[What you have to do]:
Output the full listing below exactly, without the pictures.

---- Dataset content

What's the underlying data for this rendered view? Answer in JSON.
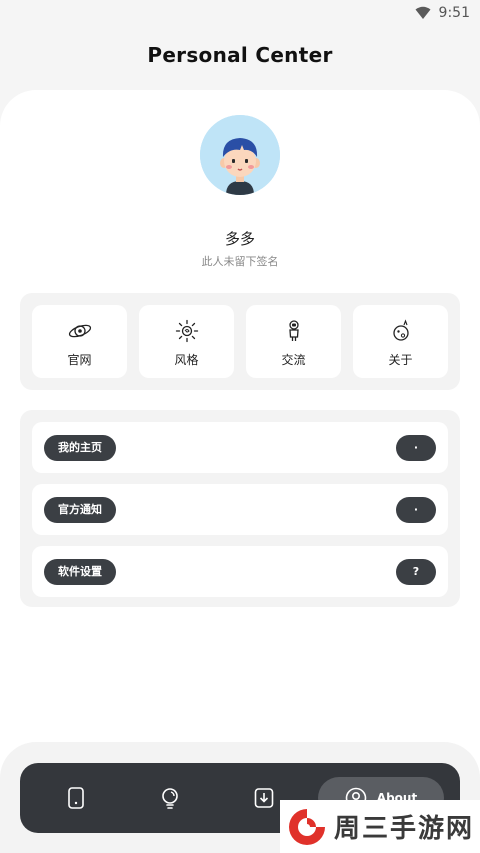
{
  "status_bar": {
    "time": "9:51"
  },
  "header": {
    "title": "Personal Center"
  },
  "profile": {
    "name": "多多",
    "signature": "此人未留下签名"
  },
  "quick_actions": [
    {
      "label": "官网",
      "icon": "planet-icon"
    },
    {
      "label": "风格",
      "icon": "sun-icon"
    },
    {
      "label": "交流",
      "icon": "astronaut-icon"
    },
    {
      "label": "关于",
      "icon": "moon-icon"
    }
  ],
  "menu": [
    {
      "label": "我的主页",
      "badge": "·"
    },
    {
      "label": "官方通知",
      "badge": "·"
    },
    {
      "label": "软件设置",
      "badge": "?"
    }
  ],
  "tab_bar": {
    "tabs": [
      {
        "icon": "phone-icon"
      },
      {
        "icon": "bulb-icon"
      },
      {
        "icon": "download-icon"
      },
      {
        "icon": "user-icon",
        "label": "About"
      }
    ],
    "active_index": 3
  },
  "watermark": {
    "text": "周三手游网"
  },
  "colors": {
    "accent_dark": "#3b3f44",
    "tab_bar_bg": "#34373c",
    "avatar_bg": "#bfe4f7",
    "watermark_red": "#e0312a"
  }
}
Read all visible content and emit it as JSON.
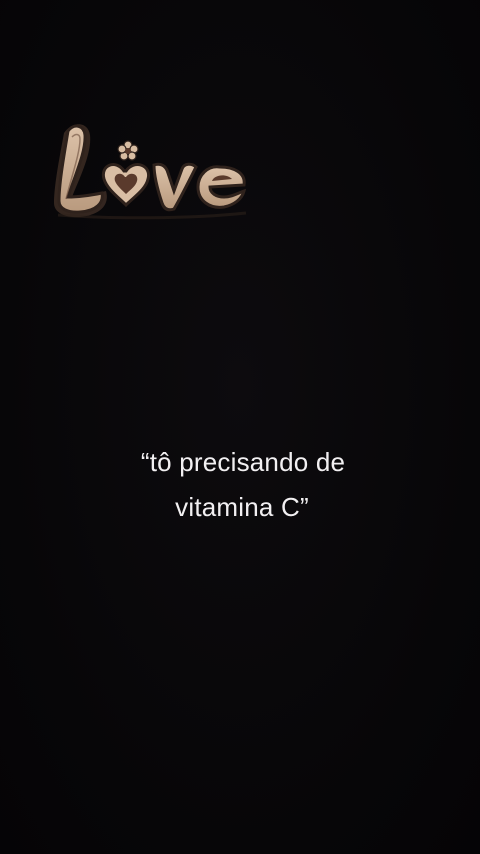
{
  "sticker": {
    "text": "Love",
    "icon": "love-sticker-icon",
    "colors": {
      "fill": "#c8ab90",
      "outline": "#3a2a22",
      "heart": "#5a3a2c"
    }
  },
  "caption": {
    "line1": "“tô precisando de",
    "line2": "vitamina C”",
    "color": "#f2f0f2"
  },
  "background": {
    "color": "#070608"
  }
}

--------

[Result of the task]:
What's the underlying data for this rendered view? Answer in JSON.
{
  "status_bar": {
    "time": "9:51"
  },
  "header": {
    "title": "Personal Center"
  },
  "profile": {
    "name": "多多",
    "signature": "此人未留下签名"
  },
  "quick_actions": [
    {
      "label": "官网",
      "icon": "planet-icon"
    },
    {
      "label": "风格",
      "icon": "sun-icon"
    },
    {
      "label": "交流",
      "icon": "astronaut-icon"
    },
    {
      "label": "关于",
      "icon": "moon-icon"
    }
  ],
  "menu": [
    {
      "label": "我的主页",
      "badge": "·"
    },
    {
      "label": "官方通知",
      "badge": "·"
    },
    {
      "label": "软件设置",
      "badge": "?"
    }
  ],
  "tab_bar": {
    "tabs": [
      {
        "icon": "phone-icon"
      },
      {
        "icon": "bulb-icon"
      },
      {
        "icon": "download-icon"
      },
      {
        "icon": "user-icon",
        "label": "About"
      }
    ],
    "active_index": 3
  },
  "watermark": {
    "text": "周三手游网"
  },
  "colors": {
    "accent_dark": "#3b3f44",
    "tab_bar_bg": "#34373c",
    "avatar_bg": "#bfe4f7",
    "watermark_red": "#e0312a"
  }
}
Read all visible content and emit it as JSON.
{
  "sticker": {
    "text": "Love",
    "icon": "love-sticker-icon",
    "colors": {
      "fill": "#c8ab90",
      "outline": "#3a2a22",
      "heart": "#5a3a2c"
    }
  },
  "caption": {
    "line1": "“tô precisando de",
    "line2": "vitamina C”",
    "color": "#f2f0f2"
  },
  "background": {
    "color": "#070608"
  }
}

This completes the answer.